→ **INSTRUCTIONS TO FOLLOW**:
Print the lines below verbatim, starting with the first one and stopping after the line that contains "decline-button[interactable]: 不接受 xyxy=(487,358,542,376)".
-- SUPPLIED MATERIAL start --
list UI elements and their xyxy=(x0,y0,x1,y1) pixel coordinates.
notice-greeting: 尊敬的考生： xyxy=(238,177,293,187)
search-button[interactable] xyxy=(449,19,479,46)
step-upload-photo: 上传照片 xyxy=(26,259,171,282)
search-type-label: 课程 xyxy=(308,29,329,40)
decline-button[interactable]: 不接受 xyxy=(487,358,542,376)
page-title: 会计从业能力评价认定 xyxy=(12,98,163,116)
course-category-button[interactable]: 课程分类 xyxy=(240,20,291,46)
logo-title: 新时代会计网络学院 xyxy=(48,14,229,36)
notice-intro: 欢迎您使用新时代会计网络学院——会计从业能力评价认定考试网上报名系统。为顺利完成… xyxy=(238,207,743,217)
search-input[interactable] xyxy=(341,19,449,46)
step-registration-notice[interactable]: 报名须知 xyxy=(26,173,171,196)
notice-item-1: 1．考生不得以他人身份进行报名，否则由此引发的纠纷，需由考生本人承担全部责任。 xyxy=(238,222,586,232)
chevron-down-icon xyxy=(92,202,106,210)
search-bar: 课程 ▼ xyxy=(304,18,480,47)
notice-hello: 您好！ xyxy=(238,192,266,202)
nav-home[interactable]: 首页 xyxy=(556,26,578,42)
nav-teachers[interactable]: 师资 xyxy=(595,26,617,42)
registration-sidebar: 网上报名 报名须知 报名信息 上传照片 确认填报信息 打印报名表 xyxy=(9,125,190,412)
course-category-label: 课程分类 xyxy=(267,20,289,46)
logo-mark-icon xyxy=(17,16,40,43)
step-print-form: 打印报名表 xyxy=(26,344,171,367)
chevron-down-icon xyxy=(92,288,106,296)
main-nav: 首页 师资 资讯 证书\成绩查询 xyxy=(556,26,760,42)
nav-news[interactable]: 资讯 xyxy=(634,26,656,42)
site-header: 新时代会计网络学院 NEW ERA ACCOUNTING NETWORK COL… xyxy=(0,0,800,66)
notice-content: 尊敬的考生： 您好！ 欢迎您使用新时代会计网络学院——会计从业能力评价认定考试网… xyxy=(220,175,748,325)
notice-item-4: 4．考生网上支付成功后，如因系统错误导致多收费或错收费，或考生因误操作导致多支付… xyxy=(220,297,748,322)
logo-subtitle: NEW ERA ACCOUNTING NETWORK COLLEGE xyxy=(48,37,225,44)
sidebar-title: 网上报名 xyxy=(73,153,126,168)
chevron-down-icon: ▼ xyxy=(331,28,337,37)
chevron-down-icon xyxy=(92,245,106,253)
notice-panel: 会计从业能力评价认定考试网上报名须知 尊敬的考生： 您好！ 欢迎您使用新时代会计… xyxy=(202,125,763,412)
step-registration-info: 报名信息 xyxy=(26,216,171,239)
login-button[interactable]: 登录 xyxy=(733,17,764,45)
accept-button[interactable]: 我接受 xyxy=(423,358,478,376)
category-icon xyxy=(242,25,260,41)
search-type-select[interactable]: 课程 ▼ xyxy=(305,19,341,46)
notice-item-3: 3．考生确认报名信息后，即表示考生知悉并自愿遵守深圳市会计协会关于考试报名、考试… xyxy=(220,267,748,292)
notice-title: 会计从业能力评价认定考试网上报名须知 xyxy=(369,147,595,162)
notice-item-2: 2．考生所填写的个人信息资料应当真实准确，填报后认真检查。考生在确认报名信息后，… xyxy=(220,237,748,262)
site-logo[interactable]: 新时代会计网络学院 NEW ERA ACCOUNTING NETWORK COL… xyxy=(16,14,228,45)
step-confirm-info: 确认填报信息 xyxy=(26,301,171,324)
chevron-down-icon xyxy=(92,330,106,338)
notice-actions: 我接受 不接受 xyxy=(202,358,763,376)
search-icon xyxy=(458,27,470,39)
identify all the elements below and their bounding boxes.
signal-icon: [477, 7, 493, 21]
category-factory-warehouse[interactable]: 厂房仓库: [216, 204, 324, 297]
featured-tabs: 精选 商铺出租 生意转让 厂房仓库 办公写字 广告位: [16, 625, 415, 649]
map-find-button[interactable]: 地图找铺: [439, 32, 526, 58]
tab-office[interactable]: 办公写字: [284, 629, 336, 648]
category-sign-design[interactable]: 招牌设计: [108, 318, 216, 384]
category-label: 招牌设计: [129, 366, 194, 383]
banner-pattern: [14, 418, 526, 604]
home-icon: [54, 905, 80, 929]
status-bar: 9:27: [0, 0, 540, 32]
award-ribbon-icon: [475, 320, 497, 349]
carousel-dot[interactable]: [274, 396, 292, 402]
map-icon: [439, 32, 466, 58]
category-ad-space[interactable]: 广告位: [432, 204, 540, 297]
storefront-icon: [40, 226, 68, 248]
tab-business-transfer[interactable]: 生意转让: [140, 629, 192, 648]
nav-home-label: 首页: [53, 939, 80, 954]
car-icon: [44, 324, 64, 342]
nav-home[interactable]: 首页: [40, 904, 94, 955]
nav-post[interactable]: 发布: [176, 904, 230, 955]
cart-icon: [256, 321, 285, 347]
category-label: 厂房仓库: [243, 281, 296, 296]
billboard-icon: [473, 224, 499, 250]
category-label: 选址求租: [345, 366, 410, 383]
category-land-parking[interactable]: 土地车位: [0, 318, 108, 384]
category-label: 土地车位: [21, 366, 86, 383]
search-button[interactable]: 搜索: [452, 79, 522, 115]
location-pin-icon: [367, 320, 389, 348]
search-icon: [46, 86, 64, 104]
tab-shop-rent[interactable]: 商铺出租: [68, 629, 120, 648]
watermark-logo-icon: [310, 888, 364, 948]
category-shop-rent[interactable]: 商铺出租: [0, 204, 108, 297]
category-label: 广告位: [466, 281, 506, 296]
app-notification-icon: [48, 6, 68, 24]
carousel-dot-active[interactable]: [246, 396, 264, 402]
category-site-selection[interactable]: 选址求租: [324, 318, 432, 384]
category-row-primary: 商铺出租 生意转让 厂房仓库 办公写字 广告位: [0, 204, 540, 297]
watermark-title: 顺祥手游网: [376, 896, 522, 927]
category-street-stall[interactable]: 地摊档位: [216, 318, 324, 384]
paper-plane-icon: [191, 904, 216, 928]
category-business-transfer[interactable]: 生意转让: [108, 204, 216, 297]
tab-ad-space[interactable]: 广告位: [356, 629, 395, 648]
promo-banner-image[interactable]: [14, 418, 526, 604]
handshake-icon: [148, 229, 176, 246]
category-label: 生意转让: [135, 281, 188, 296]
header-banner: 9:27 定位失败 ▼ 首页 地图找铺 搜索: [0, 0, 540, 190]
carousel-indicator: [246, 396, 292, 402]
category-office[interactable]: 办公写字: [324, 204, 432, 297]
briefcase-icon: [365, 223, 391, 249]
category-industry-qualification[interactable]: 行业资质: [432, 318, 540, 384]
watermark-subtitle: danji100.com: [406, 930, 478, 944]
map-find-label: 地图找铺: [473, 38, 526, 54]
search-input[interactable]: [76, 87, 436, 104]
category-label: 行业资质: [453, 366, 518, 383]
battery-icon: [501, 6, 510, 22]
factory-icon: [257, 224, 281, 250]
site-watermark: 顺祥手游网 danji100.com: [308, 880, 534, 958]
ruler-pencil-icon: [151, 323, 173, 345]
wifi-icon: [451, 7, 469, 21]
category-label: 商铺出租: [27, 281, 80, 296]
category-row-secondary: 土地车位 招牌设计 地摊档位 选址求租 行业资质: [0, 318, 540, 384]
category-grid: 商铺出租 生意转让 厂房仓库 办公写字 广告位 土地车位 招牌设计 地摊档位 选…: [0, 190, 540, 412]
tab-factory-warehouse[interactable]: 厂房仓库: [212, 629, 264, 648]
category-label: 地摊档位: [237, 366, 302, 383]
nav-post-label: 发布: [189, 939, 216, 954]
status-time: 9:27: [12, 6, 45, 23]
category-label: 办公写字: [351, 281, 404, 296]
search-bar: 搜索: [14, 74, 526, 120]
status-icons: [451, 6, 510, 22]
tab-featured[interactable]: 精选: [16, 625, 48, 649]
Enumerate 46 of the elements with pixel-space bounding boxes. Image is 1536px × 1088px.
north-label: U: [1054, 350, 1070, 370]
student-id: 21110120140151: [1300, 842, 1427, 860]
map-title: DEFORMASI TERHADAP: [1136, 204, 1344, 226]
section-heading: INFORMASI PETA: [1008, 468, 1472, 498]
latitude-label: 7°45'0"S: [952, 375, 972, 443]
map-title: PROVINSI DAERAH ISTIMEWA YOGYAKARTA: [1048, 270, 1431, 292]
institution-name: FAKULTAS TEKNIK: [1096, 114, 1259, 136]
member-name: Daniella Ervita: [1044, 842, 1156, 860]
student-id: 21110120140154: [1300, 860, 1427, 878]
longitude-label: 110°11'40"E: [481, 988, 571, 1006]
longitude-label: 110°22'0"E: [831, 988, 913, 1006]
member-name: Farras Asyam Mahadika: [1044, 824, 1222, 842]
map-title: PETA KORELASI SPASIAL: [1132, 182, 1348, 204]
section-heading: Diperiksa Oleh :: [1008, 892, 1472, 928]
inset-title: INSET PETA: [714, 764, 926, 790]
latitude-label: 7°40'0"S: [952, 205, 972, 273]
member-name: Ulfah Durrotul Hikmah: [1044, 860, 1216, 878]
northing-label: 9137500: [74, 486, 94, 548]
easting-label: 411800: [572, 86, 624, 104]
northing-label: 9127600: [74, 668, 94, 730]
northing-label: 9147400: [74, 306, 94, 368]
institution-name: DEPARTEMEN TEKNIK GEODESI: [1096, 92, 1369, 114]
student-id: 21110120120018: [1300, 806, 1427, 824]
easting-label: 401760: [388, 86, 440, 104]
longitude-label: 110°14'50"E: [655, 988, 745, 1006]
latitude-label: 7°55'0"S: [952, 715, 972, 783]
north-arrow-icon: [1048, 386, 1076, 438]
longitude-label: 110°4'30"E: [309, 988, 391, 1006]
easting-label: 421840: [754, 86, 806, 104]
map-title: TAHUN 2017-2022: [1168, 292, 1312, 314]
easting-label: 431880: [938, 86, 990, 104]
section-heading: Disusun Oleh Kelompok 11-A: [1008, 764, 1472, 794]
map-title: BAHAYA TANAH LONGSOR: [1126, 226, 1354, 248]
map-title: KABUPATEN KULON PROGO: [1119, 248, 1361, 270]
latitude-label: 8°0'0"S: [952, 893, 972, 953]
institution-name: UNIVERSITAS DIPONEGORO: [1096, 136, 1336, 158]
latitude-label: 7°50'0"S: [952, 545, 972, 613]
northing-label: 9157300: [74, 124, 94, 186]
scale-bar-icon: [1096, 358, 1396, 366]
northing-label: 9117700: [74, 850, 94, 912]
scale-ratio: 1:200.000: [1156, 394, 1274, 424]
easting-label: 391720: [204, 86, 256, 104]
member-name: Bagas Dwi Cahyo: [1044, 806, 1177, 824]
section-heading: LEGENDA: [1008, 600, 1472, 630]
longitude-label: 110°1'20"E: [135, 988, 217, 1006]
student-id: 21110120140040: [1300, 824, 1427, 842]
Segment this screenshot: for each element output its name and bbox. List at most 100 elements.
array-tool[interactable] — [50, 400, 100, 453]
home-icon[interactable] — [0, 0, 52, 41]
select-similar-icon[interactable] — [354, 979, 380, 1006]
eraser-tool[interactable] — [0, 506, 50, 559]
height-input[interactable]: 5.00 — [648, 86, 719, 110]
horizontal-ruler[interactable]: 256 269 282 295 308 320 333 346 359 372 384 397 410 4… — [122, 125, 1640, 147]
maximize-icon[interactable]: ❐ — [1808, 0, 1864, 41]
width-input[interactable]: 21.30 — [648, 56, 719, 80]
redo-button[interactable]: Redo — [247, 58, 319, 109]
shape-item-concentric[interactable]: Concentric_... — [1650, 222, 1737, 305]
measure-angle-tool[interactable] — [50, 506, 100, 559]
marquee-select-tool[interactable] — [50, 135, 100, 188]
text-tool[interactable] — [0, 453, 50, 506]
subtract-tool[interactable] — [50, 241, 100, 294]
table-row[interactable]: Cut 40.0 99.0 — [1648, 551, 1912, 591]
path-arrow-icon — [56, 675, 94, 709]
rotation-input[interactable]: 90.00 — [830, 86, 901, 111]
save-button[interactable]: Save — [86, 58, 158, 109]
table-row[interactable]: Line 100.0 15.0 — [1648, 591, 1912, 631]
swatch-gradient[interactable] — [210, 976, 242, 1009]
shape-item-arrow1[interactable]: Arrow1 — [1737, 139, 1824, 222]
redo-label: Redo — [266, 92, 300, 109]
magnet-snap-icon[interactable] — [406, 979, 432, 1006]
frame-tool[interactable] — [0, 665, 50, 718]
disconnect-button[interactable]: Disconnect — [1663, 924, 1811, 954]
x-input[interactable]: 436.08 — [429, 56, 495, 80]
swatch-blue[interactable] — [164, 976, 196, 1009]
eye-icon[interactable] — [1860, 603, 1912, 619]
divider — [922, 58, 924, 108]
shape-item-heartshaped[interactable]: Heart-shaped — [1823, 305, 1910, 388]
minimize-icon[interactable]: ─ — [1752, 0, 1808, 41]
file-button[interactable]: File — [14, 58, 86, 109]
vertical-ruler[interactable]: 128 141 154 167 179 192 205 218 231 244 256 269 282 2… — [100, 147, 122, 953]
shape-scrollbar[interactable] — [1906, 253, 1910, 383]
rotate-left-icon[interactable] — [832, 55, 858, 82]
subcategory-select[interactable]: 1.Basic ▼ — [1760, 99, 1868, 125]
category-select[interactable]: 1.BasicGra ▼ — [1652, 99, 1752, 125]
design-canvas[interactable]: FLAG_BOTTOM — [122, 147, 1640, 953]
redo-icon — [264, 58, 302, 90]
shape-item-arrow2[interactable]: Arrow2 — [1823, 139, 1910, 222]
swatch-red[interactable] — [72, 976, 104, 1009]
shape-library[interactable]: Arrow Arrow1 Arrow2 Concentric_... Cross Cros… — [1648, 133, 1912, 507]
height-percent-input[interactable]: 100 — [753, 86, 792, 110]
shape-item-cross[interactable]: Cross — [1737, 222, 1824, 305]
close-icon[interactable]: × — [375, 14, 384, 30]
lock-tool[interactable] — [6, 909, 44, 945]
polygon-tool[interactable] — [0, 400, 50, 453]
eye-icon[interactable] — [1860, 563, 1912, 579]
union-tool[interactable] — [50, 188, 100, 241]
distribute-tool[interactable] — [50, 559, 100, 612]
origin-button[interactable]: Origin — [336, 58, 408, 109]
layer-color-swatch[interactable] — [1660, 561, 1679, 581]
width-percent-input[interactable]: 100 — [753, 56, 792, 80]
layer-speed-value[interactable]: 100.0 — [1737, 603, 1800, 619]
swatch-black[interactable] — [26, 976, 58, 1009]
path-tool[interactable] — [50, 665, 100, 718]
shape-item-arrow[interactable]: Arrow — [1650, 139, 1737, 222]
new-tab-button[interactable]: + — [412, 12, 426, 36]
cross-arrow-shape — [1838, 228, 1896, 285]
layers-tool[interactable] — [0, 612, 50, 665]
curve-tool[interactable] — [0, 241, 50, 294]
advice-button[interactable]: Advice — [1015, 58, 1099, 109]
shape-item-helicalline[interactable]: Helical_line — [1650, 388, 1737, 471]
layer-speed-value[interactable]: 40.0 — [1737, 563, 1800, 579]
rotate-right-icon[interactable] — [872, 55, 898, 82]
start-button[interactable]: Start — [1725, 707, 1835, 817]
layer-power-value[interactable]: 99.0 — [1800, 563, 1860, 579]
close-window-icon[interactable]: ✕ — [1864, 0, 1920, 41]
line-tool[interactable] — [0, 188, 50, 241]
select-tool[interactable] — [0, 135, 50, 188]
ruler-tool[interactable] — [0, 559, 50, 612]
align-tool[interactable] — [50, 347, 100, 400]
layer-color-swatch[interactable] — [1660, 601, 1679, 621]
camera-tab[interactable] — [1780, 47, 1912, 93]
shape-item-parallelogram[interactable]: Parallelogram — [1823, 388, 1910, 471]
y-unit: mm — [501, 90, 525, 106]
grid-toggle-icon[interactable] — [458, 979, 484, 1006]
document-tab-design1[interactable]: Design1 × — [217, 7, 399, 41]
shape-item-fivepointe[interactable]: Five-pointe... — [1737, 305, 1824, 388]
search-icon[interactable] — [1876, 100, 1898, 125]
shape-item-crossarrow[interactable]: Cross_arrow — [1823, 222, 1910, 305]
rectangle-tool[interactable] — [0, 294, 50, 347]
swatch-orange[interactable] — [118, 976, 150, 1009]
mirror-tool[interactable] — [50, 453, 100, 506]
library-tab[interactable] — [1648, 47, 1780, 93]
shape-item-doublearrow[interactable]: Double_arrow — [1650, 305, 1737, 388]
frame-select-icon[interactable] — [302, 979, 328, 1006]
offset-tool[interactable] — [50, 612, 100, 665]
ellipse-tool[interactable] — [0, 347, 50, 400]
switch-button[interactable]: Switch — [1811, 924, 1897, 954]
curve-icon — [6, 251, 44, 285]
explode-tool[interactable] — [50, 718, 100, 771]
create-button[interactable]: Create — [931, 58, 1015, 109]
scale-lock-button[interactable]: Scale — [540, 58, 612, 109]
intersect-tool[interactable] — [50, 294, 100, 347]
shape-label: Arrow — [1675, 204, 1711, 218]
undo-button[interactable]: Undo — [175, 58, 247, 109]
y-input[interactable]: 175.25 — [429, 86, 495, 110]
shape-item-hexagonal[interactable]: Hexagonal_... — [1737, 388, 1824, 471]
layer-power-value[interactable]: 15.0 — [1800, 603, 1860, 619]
-- SUPPLIED MATERIAL end --
→ **RESPONSE BELOW**:
list UI elements and their xyxy=(x0,y0,x1,y1) pixel coordinates.
notice-greeting: 尊敬的考生： xyxy=(238,177,293,187)
search-button[interactable] xyxy=(449,19,479,46)
step-upload-photo: 上传照片 xyxy=(26,259,171,282)
search-type-label: 课程 xyxy=(308,29,329,40)
decline-button[interactable]: 不接受 xyxy=(487,358,542,376)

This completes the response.